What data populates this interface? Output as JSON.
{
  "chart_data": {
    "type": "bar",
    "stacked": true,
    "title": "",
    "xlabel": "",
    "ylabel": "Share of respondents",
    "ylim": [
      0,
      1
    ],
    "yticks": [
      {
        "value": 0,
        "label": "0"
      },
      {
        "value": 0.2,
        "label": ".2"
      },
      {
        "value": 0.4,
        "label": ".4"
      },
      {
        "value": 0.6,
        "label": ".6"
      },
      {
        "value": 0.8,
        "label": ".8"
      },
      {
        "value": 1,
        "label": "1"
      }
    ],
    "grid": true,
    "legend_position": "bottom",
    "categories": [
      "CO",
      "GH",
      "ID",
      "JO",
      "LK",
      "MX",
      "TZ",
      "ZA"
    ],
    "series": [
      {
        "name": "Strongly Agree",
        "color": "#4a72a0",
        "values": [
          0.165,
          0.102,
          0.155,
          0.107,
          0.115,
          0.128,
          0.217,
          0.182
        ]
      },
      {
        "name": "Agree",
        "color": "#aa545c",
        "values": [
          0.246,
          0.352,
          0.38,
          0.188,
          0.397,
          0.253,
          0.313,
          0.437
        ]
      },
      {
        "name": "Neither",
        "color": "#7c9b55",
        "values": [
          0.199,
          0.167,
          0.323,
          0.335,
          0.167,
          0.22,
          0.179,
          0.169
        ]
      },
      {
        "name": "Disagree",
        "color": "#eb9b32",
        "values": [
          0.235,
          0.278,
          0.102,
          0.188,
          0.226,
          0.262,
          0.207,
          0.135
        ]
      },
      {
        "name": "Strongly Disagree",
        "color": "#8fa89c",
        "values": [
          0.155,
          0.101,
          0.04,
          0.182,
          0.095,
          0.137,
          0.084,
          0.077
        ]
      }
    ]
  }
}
******************************
Task goal - Isolate each line of the listing above that includes "color". Copy it.

Written response -
        "color": "#4a72a0",
        "color": "#aa545c",
        "color": "#7c9b55",
        "color": "#eb9b32",
        "color": "#8fa89c",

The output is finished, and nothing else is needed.